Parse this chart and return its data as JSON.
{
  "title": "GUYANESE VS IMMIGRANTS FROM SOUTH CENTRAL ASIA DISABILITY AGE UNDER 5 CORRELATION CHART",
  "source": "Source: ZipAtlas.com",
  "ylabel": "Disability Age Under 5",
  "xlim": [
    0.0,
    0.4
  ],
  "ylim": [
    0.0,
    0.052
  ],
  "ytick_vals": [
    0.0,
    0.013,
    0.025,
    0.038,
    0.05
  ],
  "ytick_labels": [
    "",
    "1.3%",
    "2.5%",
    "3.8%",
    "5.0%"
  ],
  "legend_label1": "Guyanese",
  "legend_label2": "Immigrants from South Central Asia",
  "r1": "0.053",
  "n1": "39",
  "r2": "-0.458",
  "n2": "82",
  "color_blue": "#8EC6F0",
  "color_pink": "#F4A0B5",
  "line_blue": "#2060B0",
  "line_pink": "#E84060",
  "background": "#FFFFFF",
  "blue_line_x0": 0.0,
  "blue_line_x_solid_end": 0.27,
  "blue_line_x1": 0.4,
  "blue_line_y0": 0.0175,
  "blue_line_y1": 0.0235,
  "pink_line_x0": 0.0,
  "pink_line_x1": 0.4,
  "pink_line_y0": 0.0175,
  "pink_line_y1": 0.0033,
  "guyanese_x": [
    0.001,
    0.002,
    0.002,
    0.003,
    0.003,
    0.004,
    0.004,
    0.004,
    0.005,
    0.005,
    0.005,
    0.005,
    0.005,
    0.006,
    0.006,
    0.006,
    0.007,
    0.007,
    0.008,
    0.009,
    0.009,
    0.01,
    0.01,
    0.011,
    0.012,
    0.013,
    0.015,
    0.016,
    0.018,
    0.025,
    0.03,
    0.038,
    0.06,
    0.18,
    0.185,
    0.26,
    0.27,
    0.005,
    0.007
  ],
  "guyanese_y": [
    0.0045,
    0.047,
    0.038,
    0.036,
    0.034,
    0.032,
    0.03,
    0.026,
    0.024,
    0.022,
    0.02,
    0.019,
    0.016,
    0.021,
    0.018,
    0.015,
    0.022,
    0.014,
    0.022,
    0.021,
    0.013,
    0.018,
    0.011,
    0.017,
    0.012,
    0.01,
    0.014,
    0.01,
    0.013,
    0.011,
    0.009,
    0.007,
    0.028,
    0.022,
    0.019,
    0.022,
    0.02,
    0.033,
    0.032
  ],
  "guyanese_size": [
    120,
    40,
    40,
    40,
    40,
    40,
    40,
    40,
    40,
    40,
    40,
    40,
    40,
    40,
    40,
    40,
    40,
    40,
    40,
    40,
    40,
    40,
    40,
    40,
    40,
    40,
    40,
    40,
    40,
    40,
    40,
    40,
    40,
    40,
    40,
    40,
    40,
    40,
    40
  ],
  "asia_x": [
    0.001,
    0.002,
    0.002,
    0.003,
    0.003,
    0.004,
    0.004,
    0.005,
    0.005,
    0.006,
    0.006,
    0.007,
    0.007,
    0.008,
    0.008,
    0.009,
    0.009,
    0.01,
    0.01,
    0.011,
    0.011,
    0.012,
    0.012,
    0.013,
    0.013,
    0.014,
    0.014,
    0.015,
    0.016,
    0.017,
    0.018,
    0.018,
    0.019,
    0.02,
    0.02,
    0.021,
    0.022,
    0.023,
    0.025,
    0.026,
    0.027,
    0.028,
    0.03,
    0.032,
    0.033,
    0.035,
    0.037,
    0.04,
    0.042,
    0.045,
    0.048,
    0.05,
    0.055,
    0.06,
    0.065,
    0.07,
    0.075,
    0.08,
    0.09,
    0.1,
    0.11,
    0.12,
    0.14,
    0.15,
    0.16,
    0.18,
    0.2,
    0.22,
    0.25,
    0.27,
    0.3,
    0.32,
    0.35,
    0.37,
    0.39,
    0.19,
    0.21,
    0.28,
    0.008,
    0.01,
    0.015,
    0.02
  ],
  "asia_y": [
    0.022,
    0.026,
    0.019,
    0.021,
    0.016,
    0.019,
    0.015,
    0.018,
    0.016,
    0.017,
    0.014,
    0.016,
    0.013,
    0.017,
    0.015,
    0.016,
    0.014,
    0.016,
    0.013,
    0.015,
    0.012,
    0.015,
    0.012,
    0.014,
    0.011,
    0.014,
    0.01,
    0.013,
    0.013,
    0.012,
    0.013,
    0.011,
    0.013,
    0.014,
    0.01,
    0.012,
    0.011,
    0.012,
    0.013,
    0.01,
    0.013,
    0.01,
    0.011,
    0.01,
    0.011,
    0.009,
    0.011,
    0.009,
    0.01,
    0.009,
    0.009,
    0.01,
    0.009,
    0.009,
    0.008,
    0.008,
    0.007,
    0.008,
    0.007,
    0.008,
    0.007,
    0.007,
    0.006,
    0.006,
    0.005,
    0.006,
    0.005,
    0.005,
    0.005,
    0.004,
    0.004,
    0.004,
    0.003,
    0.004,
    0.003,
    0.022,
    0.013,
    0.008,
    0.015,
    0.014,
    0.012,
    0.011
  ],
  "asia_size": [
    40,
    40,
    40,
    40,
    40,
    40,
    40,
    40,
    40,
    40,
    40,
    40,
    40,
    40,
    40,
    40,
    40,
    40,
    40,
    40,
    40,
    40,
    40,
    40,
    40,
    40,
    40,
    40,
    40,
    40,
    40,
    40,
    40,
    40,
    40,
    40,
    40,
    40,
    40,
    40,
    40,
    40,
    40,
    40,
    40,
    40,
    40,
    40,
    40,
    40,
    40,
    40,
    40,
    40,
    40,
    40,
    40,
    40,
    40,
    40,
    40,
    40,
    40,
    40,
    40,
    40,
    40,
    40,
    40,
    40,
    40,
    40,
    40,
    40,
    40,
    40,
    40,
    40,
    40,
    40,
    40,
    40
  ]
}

....

**To be done**
Copy out the full listing exactly.

**Result for this exercise**
Parse this chart and return its data as JSON.
{
  "title": "GUYANESE VS IMMIGRANTS FROM SOUTH CENTRAL ASIA DISABILITY AGE UNDER 5 CORRELATION CHART",
  "source": "Source: ZipAtlas.com",
  "ylabel": "Disability Age Under 5",
  "xlim": [
    0.0,
    0.4
  ],
  "ylim": [
    0.0,
    0.052
  ],
  "ytick_vals": [
    0.0,
    0.013,
    0.025,
    0.038,
    0.05
  ],
  "ytick_labels": [
    "",
    "1.3%",
    "2.5%",
    "3.8%",
    "5.0%"
  ],
  "legend_label1": "Guyanese",
  "legend_label2": "Immigrants from South Central Asia",
  "r1": "0.053",
  "n1": "39",
  "r2": "-0.458",
  "n2": "82",
  "color_blue": "#8EC6F0",
  "color_pink": "#F4A0B5",
  "line_blue": "#2060B0",
  "line_pink": "#E84060",
  "background": "#FFFFFF",
  "blue_line_x0": 0.0,
  "blue_line_x_solid_end": 0.27,
  "blue_line_x1": 0.4,
  "blue_line_y0": 0.0175,
  "blue_line_y1": 0.0235,
  "pink_line_x0": 0.0,
  "pink_line_x1": 0.4,
  "pink_line_y0": 0.0175,
  "pink_line_y1": 0.0033,
  "guyanese_x": [
    0.001,
    0.002,
    0.002,
    0.003,
    0.003,
    0.004,
    0.004,
    0.004,
    0.005,
    0.005,
    0.005,
    0.005,
    0.005,
    0.006,
    0.006,
    0.006,
    0.007,
    0.007,
    0.008,
    0.009,
    0.009,
    0.01,
    0.01,
    0.011,
    0.012,
    0.013,
    0.015,
    0.016,
    0.018,
    0.025,
    0.03,
    0.038,
    0.06,
    0.18,
    0.185,
    0.26,
    0.27,
    0.005,
    0.007
  ],
  "guyanese_y": [
    0.0045,
    0.047,
    0.038,
    0.036,
    0.034,
    0.032,
    0.03,
    0.026,
    0.024,
    0.022,
    0.02,
    0.019,
    0.016,
    0.021,
    0.018,
    0.015,
    0.022,
    0.014,
    0.022,
    0.021,
    0.013,
    0.018,
    0.011,
    0.017,
    0.012,
    0.01,
    0.014,
    0.01,
    0.013,
    0.011,
    0.009,
    0.007,
    0.028,
    0.022,
    0.019,
    0.022,
    0.02,
    0.033,
    0.032
  ],
  "guyanese_size": [
    120,
    40,
    40,
    40,
    40,
    40,
    40,
    40,
    40,
    40,
    40,
    40,
    40,
    40,
    40,
    40,
    40,
    40,
    40,
    40,
    40,
    40,
    40,
    40,
    40,
    40,
    40,
    40,
    40,
    40,
    40,
    40,
    40,
    40,
    40,
    40,
    40,
    40,
    40
  ],
  "asia_x": [
    0.001,
    0.002,
    0.002,
    0.003,
    0.003,
    0.004,
    0.004,
    0.005,
    0.005,
    0.006,
    0.006,
    0.007,
    0.007,
    0.008,
    0.008,
    0.009,
    0.009,
    0.01,
    0.01,
    0.011,
    0.011,
    0.012,
    0.012,
    0.013,
    0.013,
    0.014,
    0.014,
    0.015,
    0.016,
    0.017,
    0.018,
    0.018,
    0.019,
    0.02,
    0.02,
    0.021,
    0.022,
    0.023,
    0.025,
    0.026,
    0.027,
    0.028,
    0.03,
    0.032,
    0.033,
    0.035,
    0.037,
    0.04,
    0.042,
    0.045,
    0.048,
    0.05,
    0.055,
    0.06,
    0.065,
    0.07,
    0.075,
    0.08,
    0.09,
    0.1,
    0.11,
    0.12,
    0.14,
    0.15,
    0.16,
    0.18,
    0.2,
    0.22,
    0.25,
    0.27,
    0.3,
    0.32,
    0.35,
    0.37,
    0.39,
    0.19,
    0.21,
    0.28,
    0.008,
    0.01,
    0.015,
    0.02
  ],
  "asia_y": [
    0.022,
    0.026,
    0.019,
    0.021,
    0.016,
    0.019,
    0.015,
    0.018,
    0.016,
    0.017,
    0.014,
    0.016,
    0.013,
    0.017,
    0.015,
    0.016,
    0.014,
    0.016,
    0.013,
    0.015,
    0.012,
    0.015,
    0.012,
    0.014,
    0.011,
    0.014,
    0.01,
    0.013,
    0.013,
    0.012,
    0.013,
    0.011,
    0.013,
    0.014,
    0.01,
    0.012,
    0.011,
    0.012,
    0.013,
    0.01,
    0.013,
    0.01,
    0.011,
    0.01,
    0.011,
    0.009,
    0.011,
    0.009,
    0.01,
    0.009,
    0.009,
    0.01,
    0.009,
    0.009,
    0.008,
    0.008,
    0.007,
    0.008,
    0.007,
    0.008,
    0.007,
    0.007,
    0.006,
    0.006,
    0.005,
    0.006,
    0.005,
    0.005,
    0.005,
    0.004,
    0.004,
    0.004,
    0.003,
    0.004,
    0.003,
    0.022,
    0.013,
    0.008,
    0.015,
    0.014,
    0.012,
    0.011
  ],
  "asia_size": [
    40,
    40,
    40,
    40,
    40,
    40,
    40,
    40,
    40,
    40,
    40,
    40,
    40,
    40,
    40,
    40,
    40,
    40,
    40,
    40,
    40,
    40,
    40,
    40,
    40,
    40,
    40,
    40,
    40,
    40,
    40,
    40,
    40,
    40,
    40,
    40,
    40,
    40,
    40,
    40,
    40,
    40,
    40,
    40,
    40,
    40,
    40,
    40,
    40,
    40,
    40,
    40,
    40,
    40,
    40,
    40,
    40,
    40,
    40,
    40,
    40,
    40,
    40,
    40,
    40,
    40,
    40,
    40,
    40,
    40,
    40,
    40,
    40,
    40,
    40,
    40,
    40,
    40,
    40,
    40,
    40,
    40
  ]
}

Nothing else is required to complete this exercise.